Extracted data entries
***

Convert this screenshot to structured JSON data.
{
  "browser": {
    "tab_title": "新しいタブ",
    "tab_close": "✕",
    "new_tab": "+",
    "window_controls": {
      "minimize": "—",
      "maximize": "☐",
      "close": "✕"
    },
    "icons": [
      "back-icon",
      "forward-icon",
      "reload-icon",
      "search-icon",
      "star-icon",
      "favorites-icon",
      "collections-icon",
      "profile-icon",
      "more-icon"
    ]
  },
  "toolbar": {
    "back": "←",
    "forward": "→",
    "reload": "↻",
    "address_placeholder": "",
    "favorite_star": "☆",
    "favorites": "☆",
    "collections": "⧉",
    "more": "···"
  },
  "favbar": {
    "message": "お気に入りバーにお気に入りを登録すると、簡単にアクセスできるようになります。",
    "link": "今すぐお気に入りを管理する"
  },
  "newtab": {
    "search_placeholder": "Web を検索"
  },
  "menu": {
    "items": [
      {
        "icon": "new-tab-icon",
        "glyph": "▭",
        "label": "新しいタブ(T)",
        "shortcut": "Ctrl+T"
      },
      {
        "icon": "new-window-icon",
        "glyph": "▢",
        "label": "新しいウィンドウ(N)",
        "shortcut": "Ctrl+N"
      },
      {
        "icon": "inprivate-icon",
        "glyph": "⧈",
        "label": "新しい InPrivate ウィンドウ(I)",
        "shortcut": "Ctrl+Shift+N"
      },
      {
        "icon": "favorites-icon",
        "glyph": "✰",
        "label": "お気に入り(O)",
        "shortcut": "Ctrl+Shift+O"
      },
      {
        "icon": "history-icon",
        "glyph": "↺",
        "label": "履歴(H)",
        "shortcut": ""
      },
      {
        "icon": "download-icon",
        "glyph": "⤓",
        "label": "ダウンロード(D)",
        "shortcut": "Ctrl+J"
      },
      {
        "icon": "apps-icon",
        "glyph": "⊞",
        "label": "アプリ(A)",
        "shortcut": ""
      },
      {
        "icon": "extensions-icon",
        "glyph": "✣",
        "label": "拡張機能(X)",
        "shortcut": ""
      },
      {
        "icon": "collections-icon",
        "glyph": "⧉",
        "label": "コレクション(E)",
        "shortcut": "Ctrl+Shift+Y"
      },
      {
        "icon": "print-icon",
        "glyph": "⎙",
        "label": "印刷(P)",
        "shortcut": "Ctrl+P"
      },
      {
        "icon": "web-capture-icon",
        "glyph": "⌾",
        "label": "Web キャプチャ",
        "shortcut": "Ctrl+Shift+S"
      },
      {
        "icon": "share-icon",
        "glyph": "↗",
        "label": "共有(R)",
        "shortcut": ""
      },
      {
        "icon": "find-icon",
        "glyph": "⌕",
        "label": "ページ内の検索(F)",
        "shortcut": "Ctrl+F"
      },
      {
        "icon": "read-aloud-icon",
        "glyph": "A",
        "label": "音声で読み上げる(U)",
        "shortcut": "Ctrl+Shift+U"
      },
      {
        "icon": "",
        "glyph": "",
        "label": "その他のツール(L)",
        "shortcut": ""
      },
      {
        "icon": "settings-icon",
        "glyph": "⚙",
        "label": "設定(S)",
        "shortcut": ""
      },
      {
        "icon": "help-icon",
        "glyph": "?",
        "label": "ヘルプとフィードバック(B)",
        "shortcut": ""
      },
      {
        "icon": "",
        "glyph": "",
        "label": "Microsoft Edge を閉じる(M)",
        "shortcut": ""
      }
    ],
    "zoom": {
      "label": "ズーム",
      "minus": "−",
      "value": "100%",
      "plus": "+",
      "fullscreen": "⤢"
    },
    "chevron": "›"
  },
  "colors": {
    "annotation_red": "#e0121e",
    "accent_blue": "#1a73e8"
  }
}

***

Written instruction >> Each line in the entries above that includes the string "favorites" should be extracted.

Exercise output >>
      "favorites-icon",
    "favorites": "☆",
        "icon": "favorites-icon",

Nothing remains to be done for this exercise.